_SUPPLIED MATERIAL_
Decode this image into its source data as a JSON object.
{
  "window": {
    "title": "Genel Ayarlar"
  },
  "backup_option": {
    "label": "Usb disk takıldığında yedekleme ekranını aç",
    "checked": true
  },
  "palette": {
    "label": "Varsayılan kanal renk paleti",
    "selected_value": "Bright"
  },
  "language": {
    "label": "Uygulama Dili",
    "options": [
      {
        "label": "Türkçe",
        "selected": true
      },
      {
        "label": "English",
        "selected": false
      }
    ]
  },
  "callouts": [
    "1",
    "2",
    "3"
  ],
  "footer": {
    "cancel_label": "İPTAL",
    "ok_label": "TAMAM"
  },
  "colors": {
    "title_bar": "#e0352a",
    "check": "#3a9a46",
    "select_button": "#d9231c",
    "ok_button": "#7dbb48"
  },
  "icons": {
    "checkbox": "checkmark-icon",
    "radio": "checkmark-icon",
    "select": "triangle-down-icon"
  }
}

_BRIEF_
Take the lines above and print them exactly.

_FINAL RESULT_
Decode this image into its source data as a JSON object.
{
  "window": {
    "title": "Genel Ayarlar"
  },
  "backup_option": {
    "label": "Usb disk takıldığında yedekleme ekranını aç",
    "checked": true
  },
  "palette": {
    "label": "Varsayılan kanal renk paleti",
    "selected_value": "Bright"
  },
  "language": {
    "label": "Uygulama Dili",
    "options": [
      {
        "label": "Türkçe",
        "selected": true
      },
      {
        "label": "English",
        "selected": false
      }
    ]
  },
  "callouts": [
    "1",
    "2",
    "3"
  ],
  "footer": {
    "cancel_label": "İPTAL",
    "ok_label": "TAMAM"
  },
  "colors": {
    "title_bar": "#e0352a",
    "check": "#3a9a46",
    "select_button": "#d9231c",
    "ok_button": "#7dbb48"
  },
  "icons": {
    "checkbox": "checkmark-icon",
    "radio": "checkmark-icon",
    "select": "triangle-down-icon"
  }
}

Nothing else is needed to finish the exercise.